_TASK:_
Turn each row below into a JSON list of strings, with one string per line and no blank lines. Leave the pictures out.

_Stored data:_
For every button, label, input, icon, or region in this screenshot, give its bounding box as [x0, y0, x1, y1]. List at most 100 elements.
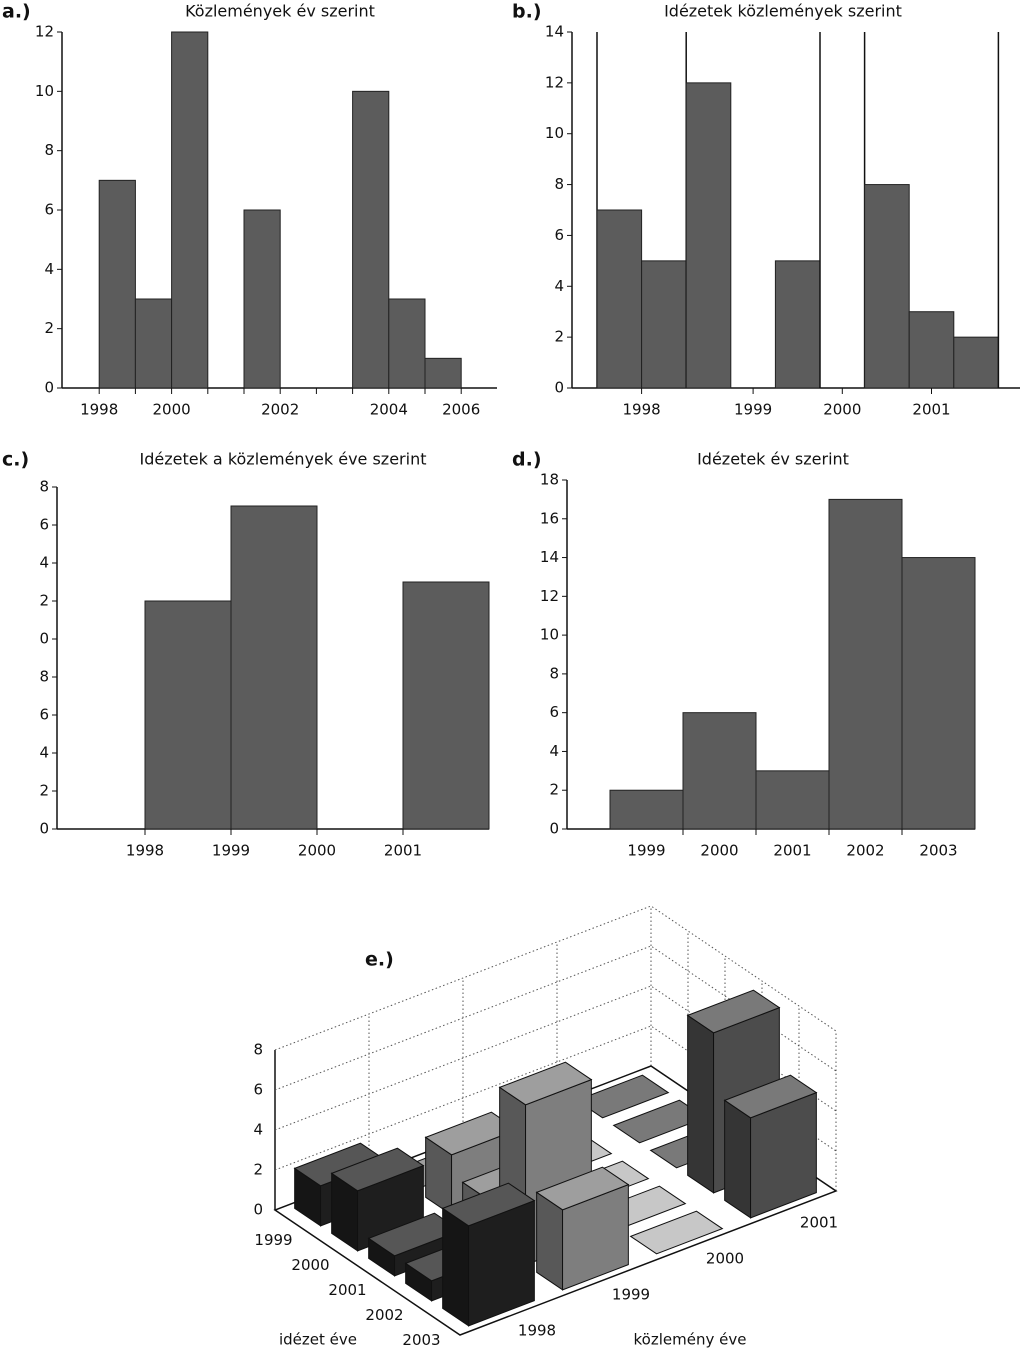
- y-tick-label: 14: [540, 548, 559, 566]
- bar-top: [686, 989, 781, 1034]
- bar: [901, 557, 976, 830]
- bar-top: [498, 1061, 593, 1106]
- chart-title: Idézetek év szerint: [697, 450, 849, 469]
- chart-title: Idézetek a közlemények éve szerint: [140, 450, 427, 469]
- bar-side: [724, 1099, 752, 1219]
- bar: [908, 311, 955, 389]
- bar-top: [535, 1166, 630, 1211]
- y-tick-label: 4: [39, 554, 49, 572]
- x-tick-label: 1999: [212, 842, 250, 860]
- x-tick-label: 1998: [80, 401, 118, 419]
- y-tick-label: 6: [549, 703, 559, 721]
- row-label: 2003: [402, 1331, 440, 1349]
- z-tick-label: 6: [253, 1081, 263, 1099]
- y-tick-label: 8: [39, 668, 49, 686]
- y-tick-label: 6: [44, 201, 54, 219]
- bar: [144, 600, 232, 830]
- bar: [723, 1074, 818, 1219]
- bar: [682, 712, 757, 830]
- panel-label: b.): [512, 1, 542, 23]
- y-tick-label: 2: [554, 328, 564, 346]
- bar: [535, 1166, 630, 1291]
- panel-label: e.): [365, 949, 394, 971]
- bar: [596, 209, 643, 389]
- y-tick-label: 0: [39, 630, 49, 648]
- y-tick-label: 0: [39, 820, 49, 838]
- bar: [230, 505, 318, 830]
- y-tick-label: 2: [44, 319, 54, 337]
- y-tick-label: 2: [549, 781, 559, 799]
- panel-label: c.): [2, 449, 29, 471]
- x-tick-label: 2002: [846, 842, 884, 860]
- y-tick-label: 0: [554, 379, 564, 397]
- x-tick-label: 1998: [126, 842, 164, 860]
- bar: [685, 82, 732, 389]
- bar: [352, 90, 390, 389]
- x-tick-label: 1999: [627, 842, 665, 860]
- row-label: 2001: [328, 1281, 366, 1299]
- y-tick-label: 8: [39, 478, 49, 496]
- x-tick-label: 2006: [442, 401, 480, 419]
- x-tick-label: 1998: [623, 401, 661, 419]
- column-label: 1999: [612, 1286, 650, 1304]
- row-label: 1999: [254, 1231, 292, 1249]
- bar: [441, 1182, 536, 1327]
- x-tick-label: 2001: [384, 842, 422, 860]
- y-tick-label: 6: [554, 226, 564, 244]
- z-tick-label: 0: [253, 1201, 263, 1219]
- bar: [388, 298, 426, 389]
- y-tick-label: 12: [545, 73, 564, 91]
- bar: [609, 789, 684, 830]
- bar: [953, 336, 999, 389]
- y-tick-label: 0: [549, 820, 559, 838]
- bar: [98, 179, 136, 389]
- bar: [243, 209, 281, 389]
- y-tick-label: 8: [549, 664, 559, 682]
- y-tick-label: 6: [39, 706, 49, 724]
- x-tick-label: 2000: [153, 401, 191, 419]
- bar-side: [687, 1014, 715, 1194]
- x-tick-label: 2000: [298, 842, 336, 860]
- y-tick-label: 18: [540, 471, 559, 489]
- x-tick-label: 2001: [773, 842, 811, 860]
- y-tick-label: 6: [39, 516, 49, 534]
- panel-label: d.): [512, 449, 542, 471]
- row-label: 2000: [291, 1256, 329, 1274]
- bar-top: [441, 1182, 536, 1227]
- y-tick-label: 12: [540, 587, 559, 605]
- x-axis-label: közlemény éve: [634, 1331, 747, 1349]
- z-tick-label: 8: [253, 1041, 263, 1059]
- chart-title: Idézetek közlemények szerint: [664, 2, 902, 21]
- column-label: 2000: [706, 1250, 744, 1268]
- x-tick-label: 2004: [370, 401, 408, 419]
- z-tick-label: 2: [253, 1161, 263, 1179]
- y-tick-label: 4: [44, 260, 54, 278]
- x-tick-label: 2001: [912, 401, 950, 419]
- bar-top: [629, 1210, 724, 1255]
- chart-title: Közlemények év szerint: [185, 2, 375, 21]
- y-tick-label: 10: [540, 626, 559, 644]
- bar: [864, 184, 910, 389]
- bar-side: [442, 1207, 470, 1327]
- y-tick-label: 10: [545, 124, 564, 142]
- y-tick-label: 2: [39, 592, 49, 610]
- y-tick-label: 8: [554, 175, 564, 193]
- x-tick-label: 1999: [734, 401, 772, 419]
- bar: [134, 298, 173, 389]
- column-label: 2001: [800, 1214, 838, 1232]
- y-tick-label: 12: [35, 23, 54, 41]
- bar: [755, 770, 830, 830]
- x-tick-label: 2002: [261, 401, 299, 419]
- y-tick-label: 2: [39, 782, 49, 800]
- y-axis-label: idézet éve: [279, 1331, 357, 1349]
- bar: [171, 31, 209, 389]
- bar: [641, 260, 687, 389]
- x-tick-label: 2000: [823, 401, 861, 419]
- y-tick-label: 8: [44, 141, 54, 159]
- bar-top: [723, 1074, 818, 1119]
- y-tick-label: 14: [545, 23, 564, 41]
- y-tick-label: 0: [44, 379, 54, 397]
- x-tick-label: 2000: [700, 842, 738, 860]
- y-tick-label: 10: [35, 82, 54, 100]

_TASK ANSWER:_
[
  "For every button, label, input, icon, or region in this screenshot, give its bounding box as [x0, y0, x1, y1]. List at most 100 elements.",
  "- y-tick-label: 14: [540, 548, 559, 566]",
  "- bar-top: [686, 989, 781, 1034]",
  "- bar: [901, 557, 976, 830]",
  "- bar-top: [498, 1061, 593, 1106]",
  "- chart-title: Idézetek év szerint: [697, 450, 849, 469]",
  "- chart-title: Idézetek a közlemények éve szerint: [140, 450, 427, 469]",
  "- bar-side: [724, 1099, 752, 1219]",
  "- bar: [908, 311, 955, 389]",
  "- bar-top: [535, 1166, 630, 1211]",
  "- y-tick-label: 4: [39, 554, 49, 572]",
  "- x-tick-label: 1999: [212, 842, 250, 860]",
  "- x-tick-label: 1998: [80, 401, 118, 419]",
  "- y-tick-label: 6: [549, 703, 559, 721]",
  "- row-label: 2003: [402, 1331, 440, 1349]",
  "- z-tick-label: 6: [253, 1081, 263, 1099]",
  "- y-tick-label: 8: [39, 668, 49, 686]",
  "- y-tick-label: 6: [44, 201, 54, 219]",
  "- bar: [144, 600, 232, 830]",
  "- bar: [723, 1074, 818, 1219]",
  "- bar: [682, 712, 757, 830]",
  "- panel-label: b.): [512, 1, 542, 23]",
  "- y-tick-label: 2: [554, 328, 564, 346]",
  "- bar: [535, 1166, 630, 1291]",
  "- panel-label: e.): [365, 949, 394, 971]",
  "- bar: [596, 209, 643, 389]",
  "- y-tick-label: 0: [39, 630, 49, 648]",
  "- y-tick-label: 0: [39, 820, 49, 838]",
  "- bar: [230, 505, 318, 830]",
  "- y-tick-label: 2: [44, 319, 54, 337]",
  "- y-tick-label: 2: [549, 781, 559, 799]",
  "- panel-label: c.): [2, 449, 29, 471]",
  "- x-tick-label: 2002: [846, 842, 884, 860]",
  "- y-tick-label: 0: [554, 379, 564, 397]",
  "- x-tick-label: 1998: [126, 842, 164, 860]",
  "- bar: [685, 82, 732, 389]",
  "- bar: [352, 90, 390, 389]",
  "- x-tick-label: 1999: [627, 842, 665, 860]",
  "- row-label: 2001: [328, 1281, 366, 1299]",
  "- y-tick-label: 8: [39, 478, 49, 496]",
  "- x-tick-label: 2006: [442, 401, 480, 419]",
  "- x-tick-label: 1998: [623, 401, 661, 419]",
  "- column-label: 1999: [612, 1286, 650, 1304]",
  "- row-label: 1999: [254, 1231, 292, 1249]",
  "- bar: [441, 1182, 536, 1327]",
  "- x-tick-label: 2001: [384, 842, 422, 860]",
  "- y-tick-label: 6: [554, 226, 564, 244]",
  "- z-tick-label: 0: [253, 1201, 263, 1219]",
  "- bar: [388, 298, 426, 389]",
  "- y-tick-label: 12: [545, 73, 564, 91]",
  "- bar: [609, 789, 684, 830]",
  "- bar: [953, 336, 999, 389]",
  "- y-tick-label: 0: [549, 820, 559, 838]",
  "- bar: [98, 179, 136, 389]",
  "- bar: [243, 209, 281, 389]",
  "- y-tick-label: 8: [549, 664, 559, 682]",
  "- y-tick-label: 6: [39, 706, 49, 724]",
  "- x-tick-label: 2000: [153, 401, 191, 419]",
  "- bar-side: [687, 1014, 715, 1194]",
  "- x-tick-label: 2000: [298, 842, 336, 860]",
  "- y-tick-label: 18: [540, 471, 559, 489]",
  "- x-tick-label: 2001: [773, 842, 811, 860]",
  "- y-tick-label: 6: [39, 516, 49, 534]",
  "- panel-label: d.): [512, 449, 542, 471]",
  "- row-label: 2000: [291, 1256, 329, 1274]",
  "- bar-top: [441, 1182, 536, 1227]",
  "- y-tick-label: 12: [540, 587, 559, 605]",
  "- x-axis-label: közlemény éve: [634, 1331, 747, 1349]",
  "- z-tick-label: 8: [253, 1041, 263, 1059]",
  "- chart-title: Idézetek közlemények szerint: [664, 2, 902, 21]",
  "- column-label: 2000: [706, 1250, 744, 1268]",
  "- x-tick-label: 2004: [370, 401, 408, 419]",
  "- z-tick-label: 2: [253, 1161, 263, 1179]",
  "- y-tick-label: 4: [44, 260, 54, 278]",
  "- x-tick-label: 2001: [912, 401, 950, 419]",
  "- bar-top: [629, 1210, 724, 1255]",
  "- chart-title: Közlemények év szerint: [185, 2, 375, 21]",
  "- y-tick-label: 10: [540, 626, 559, 644]",
  "- bar: [864, 184, 910, 389]",
  "- bar-side: [442, 1207, 470, 1327]",
  "- y-tick-label: 10: [545, 124, 564, 142]",
  "- y-tick-label: 2: [39, 592, 49, 610]",
  "- y-tick-label: 8: [554, 175, 564, 193]",
  "- x-tick-label: 1999: [734, 401, 772, 419]",
  "- bar: [134, 298, 173, 389]",
  "- column-label: 2001: [800, 1214, 838, 1232]",
  "- y-tick-label: 12: [35, 23, 54, 41]",
  "- bar: [755, 770, 830, 830]",
  "- x-tick-label: 2002: [261, 401, 299, 419]",
  "- y-tick-label: 2: [39, 782, 49, 800]",
  "- y-axis-label: idézet éve: [279, 1331, 357, 1349]",
  "- bar: [171, 31, 209, 389]",
  "- bar: [641, 260, 687, 389]",
  "- x-tick-label: 2000: [823, 401, 861, 419]",
  "- y-tick-label: 8: [44, 141, 54, 159]",
  "- bar-top: [723, 1074, 818, 1119]",
  "- y-tick-label: 14: [545, 23, 564, 41]",
  "- y-tick-label: 0: [44, 379, 54, 397]",
  "- x-tick-label: 2000: [700, 842, 738, 860]",
  "- y-tick-label: 10: [35, 82, 54, 100]"
]